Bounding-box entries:

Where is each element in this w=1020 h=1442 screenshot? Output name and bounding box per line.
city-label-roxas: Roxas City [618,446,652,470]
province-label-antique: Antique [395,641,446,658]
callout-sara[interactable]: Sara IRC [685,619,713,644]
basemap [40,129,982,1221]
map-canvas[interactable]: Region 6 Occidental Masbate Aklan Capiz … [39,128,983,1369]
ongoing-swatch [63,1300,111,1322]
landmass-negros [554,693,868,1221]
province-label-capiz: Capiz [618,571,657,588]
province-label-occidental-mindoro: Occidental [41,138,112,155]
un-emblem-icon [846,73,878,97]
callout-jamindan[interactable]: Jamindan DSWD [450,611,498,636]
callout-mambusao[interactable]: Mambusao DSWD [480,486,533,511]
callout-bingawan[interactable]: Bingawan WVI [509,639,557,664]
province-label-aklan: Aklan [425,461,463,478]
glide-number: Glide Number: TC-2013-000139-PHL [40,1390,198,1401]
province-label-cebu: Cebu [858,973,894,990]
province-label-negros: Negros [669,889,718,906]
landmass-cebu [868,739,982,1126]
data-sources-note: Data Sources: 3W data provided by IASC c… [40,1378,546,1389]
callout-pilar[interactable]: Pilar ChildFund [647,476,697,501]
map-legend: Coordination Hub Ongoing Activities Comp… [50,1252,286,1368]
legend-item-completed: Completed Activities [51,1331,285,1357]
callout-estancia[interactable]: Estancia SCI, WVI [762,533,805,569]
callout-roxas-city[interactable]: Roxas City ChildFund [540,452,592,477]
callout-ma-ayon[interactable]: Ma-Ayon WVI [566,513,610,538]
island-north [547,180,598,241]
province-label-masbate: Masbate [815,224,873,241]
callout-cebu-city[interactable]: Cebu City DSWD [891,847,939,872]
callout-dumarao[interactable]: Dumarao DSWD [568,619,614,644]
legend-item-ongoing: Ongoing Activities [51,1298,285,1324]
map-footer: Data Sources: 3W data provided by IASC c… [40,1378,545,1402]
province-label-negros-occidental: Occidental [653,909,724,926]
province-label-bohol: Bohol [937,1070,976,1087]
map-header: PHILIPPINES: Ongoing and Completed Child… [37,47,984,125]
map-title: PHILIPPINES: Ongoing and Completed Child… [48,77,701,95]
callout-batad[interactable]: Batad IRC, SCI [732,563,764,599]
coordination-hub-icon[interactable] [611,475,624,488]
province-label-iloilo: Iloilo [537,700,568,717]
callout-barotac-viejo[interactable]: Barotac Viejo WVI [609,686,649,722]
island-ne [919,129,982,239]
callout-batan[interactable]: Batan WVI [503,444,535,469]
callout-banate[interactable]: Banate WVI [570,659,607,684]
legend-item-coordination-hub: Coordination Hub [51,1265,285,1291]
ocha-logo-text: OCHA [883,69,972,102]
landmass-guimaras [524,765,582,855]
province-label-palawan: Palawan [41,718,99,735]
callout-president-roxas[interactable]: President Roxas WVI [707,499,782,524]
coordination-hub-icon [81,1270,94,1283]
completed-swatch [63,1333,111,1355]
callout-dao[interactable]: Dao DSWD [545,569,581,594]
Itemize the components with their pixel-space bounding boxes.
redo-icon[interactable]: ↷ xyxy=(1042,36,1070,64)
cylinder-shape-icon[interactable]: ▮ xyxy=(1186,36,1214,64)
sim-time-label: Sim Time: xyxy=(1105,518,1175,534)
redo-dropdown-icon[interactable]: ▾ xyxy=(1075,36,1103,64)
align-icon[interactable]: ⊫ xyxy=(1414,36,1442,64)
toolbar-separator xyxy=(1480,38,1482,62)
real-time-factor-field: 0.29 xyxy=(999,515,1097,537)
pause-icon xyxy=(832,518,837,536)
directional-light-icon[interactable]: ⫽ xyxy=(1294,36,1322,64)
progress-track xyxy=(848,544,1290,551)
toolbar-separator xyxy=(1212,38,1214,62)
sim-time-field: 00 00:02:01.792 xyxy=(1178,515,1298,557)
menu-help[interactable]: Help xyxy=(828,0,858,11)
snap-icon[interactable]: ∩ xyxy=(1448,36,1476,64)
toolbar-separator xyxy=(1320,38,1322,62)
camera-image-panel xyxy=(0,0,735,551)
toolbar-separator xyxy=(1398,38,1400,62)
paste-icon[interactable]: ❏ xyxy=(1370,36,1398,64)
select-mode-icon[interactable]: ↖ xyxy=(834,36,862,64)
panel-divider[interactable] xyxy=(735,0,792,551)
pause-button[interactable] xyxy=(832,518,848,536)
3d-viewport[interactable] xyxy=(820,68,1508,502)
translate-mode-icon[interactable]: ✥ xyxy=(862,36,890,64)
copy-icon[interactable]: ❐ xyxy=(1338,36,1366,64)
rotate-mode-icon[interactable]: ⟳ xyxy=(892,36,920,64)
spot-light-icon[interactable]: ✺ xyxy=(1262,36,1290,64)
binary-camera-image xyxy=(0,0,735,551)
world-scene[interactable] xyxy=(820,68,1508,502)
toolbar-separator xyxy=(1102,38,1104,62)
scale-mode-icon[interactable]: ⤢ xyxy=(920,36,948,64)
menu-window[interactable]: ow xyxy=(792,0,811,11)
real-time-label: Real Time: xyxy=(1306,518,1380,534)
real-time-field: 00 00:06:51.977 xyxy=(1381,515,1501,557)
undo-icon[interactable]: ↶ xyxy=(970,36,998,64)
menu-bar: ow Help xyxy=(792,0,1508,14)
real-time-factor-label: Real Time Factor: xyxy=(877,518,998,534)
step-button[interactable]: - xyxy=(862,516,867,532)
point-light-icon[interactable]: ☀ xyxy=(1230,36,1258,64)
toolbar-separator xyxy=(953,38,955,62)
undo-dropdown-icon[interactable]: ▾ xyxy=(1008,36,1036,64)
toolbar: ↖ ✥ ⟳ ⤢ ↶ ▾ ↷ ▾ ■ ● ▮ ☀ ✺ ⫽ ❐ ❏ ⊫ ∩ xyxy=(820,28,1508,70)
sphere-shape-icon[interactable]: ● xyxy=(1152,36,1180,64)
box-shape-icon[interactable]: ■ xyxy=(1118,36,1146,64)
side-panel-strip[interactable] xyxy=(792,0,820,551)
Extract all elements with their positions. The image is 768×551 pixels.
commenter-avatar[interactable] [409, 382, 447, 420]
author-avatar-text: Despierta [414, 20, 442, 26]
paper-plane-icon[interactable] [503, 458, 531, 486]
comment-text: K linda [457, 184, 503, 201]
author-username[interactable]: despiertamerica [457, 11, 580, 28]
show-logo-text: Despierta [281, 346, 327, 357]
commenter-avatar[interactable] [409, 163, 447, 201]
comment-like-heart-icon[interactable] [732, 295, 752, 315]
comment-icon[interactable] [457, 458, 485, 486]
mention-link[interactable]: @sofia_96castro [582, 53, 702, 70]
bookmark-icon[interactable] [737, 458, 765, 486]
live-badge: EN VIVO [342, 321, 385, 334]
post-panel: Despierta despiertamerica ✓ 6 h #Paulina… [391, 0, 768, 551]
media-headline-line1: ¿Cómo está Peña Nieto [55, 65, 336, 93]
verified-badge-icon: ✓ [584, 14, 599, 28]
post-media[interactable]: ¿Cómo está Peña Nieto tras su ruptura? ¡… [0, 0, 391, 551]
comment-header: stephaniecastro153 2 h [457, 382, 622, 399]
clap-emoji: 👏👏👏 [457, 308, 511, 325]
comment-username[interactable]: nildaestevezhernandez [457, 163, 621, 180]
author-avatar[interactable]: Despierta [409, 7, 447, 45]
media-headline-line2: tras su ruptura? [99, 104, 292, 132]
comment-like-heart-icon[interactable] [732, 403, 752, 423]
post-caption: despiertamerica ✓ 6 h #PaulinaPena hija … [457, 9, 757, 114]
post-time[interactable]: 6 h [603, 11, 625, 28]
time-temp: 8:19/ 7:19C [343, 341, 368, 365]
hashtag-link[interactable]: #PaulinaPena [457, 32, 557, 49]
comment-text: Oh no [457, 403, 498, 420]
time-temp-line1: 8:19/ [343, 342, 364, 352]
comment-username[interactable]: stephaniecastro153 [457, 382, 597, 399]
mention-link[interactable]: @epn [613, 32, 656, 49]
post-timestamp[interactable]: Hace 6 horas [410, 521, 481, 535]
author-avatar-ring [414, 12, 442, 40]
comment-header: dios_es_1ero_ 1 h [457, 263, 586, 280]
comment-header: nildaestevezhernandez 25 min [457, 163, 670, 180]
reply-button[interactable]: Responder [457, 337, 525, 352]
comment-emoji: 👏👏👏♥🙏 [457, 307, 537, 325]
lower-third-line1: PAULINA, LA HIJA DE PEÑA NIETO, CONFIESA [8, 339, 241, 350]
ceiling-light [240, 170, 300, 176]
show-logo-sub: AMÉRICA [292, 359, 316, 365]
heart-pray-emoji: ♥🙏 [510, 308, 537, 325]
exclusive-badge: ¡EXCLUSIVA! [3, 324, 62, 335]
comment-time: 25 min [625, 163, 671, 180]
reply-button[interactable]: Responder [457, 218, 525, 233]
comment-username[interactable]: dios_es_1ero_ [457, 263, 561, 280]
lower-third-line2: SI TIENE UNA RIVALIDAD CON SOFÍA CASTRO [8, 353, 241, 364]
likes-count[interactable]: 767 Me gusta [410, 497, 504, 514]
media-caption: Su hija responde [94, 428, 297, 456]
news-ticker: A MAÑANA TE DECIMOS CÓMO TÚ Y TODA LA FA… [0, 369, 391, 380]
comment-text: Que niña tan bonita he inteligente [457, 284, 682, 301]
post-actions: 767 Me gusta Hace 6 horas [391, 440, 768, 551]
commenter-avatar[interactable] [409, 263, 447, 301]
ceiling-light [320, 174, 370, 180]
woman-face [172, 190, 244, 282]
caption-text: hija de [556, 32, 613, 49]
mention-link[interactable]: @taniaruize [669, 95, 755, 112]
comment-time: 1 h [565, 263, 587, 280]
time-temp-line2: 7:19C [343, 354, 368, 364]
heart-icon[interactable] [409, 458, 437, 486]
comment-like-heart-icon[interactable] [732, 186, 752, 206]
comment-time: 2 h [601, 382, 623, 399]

WHAT YOU NEED TO DO:
Format the listing from its first line through the line containing "callout-jamindan[interactable]: Jamindan DSWD", both included, as a JSON list of strings with one string per line. Skip any blank lines.

ANSWER FOR THIS EXERCISE:
[
  "Where is each element in this w=1020 h=1442 screenshot? Output name and bounding box per line.",
  "city-label-roxas: Roxas City [618,446,652,470]",
  "province-label-antique: Antique [395,641,446,658]",
  "callout-sara[interactable]: Sara IRC [685,619,713,644]",
  "basemap [40,129,982,1221]",
  "map-canvas[interactable]: Region 6 Occidental Masbate Aklan Capiz … [39,128,983,1369]",
  "ongoing-swatch [63,1300,111,1322]",
  "landmass-negros [554,693,868,1221]",
  "province-label-capiz: Capiz [618,571,657,588]",
  "province-label-occidental-mindoro: Occidental [41,138,112,155]",
  "un-emblem-icon [846,73,878,97]",
  "callout-jamindan[interactable]: Jamindan DSWD [450,611,498,636]"
]